Dataset entries:
----------------------------------------

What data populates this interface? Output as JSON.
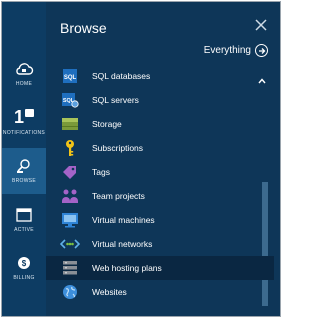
{
  "rail": {
    "items": [
      {
        "label": "HOME",
        "icon": "cloud-icon"
      },
      {
        "label": "NOTIFICATIONS",
        "count": "1",
        "icon": "notification-icon"
      },
      {
        "label": "BROWSE",
        "icon": "browse-icon"
      },
      {
        "label": "ACTIVE",
        "icon": "active-icon"
      },
      {
        "label": "BILLING",
        "icon": "billing-icon"
      }
    ]
  },
  "panel": {
    "title": "Browse",
    "everything_label": "Everything"
  },
  "list": {
    "items": [
      {
        "label": "SQL databases",
        "icon": "sql-database-icon"
      },
      {
        "label": "SQL servers",
        "icon": "sql-server-icon"
      },
      {
        "label": "Storage",
        "icon": "storage-icon"
      },
      {
        "label": "Subscriptions",
        "icon": "key-icon"
      },
      {
        "label": "Tags",
        "icon": "tag-icon"
      },
      {
        "label": "Team projects",
        "icon": "team-projects-icon"
      },
      {
        "label": "Virtual machines",
        "icon": "virtual-machine-icon"
      },
      {
        "label": "Virtual networks",
        "icon": "virtual-network-icon"
      },
      {
        "label": "Web hosting plans",
        "icon": "web-hosting-plan-icon",
        "selected": true
      },
      {
        "label": "Websites",
        "icon": "globe-icon"
      }
    ]
  },
  "colors": {
    "rail_bg": "#0d3c63",
    "panel_bg": "#0e3658",
    "selected_bg": "#0a2742",
    "active_rail_bg": "#1d5c8c"
  }
}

----------------------------------------

Reproduce each entry precisely. Leave the pictures out.

(Exercise response):
What data populates this interface? Output as JSON.
{
  "rail": {
    "items": [
      {
        "label": "HOME",
        "icon": "cloud-icon"
      },
      {
        "label": "NOTIFICATIONS",
        "count": "1",
        "icon": "notification-icon"
      },
      {
        "label": "BROWSE",
        "icon": "browse-icon"
      },
      {
        "label": "ACTIVE",
        "icon": "active-icon"
      },
      {
        "label": "BILLING",
        "icon": "billing-icon"
      }
    ]
  },
  "panel": {
    "title": "Browse",
    "everything_label": "Everything"
  },
  "list": {
    "items": [
      {
        "label": "SQL databases",
        "icon": "sql-database-icon"
      },
      {
        "label": "SQL servers",
        "icon": "sql-server-icon"
      },
      {
        "label": "Storage",
        "icon": "storage-icon"
      },
      {
        "label": "Subscriptions",
        "icon": "key-icon"
      },
      {
        "label": "Tags",
        "icon": "tag-icon"
      },
      {
        "label": "Team projects",
        "icon": "team-projects-icon"
      },
      {
        "label": "Virtual machines",
        "icon": "virtual-machine-icon"
      },
      {
        "label": "Virtual networks",
        "icon": "virtual-network-icon"
      },
      {
        "label": "Web hosting plans",
        "icon": "web-hosting-plan-icon",
        "selected": true
      },
      {
        "label": "Websites",
        "icon": "globe-icon"
      }
    ]
  },
  "colors": {
    "rail_bg": "#0d3c63",
    "panel_bg": "#0e3658",
    "selected_bg": "#0a2742",
    "active_rail_bg": "#1d5c8c"
  }
}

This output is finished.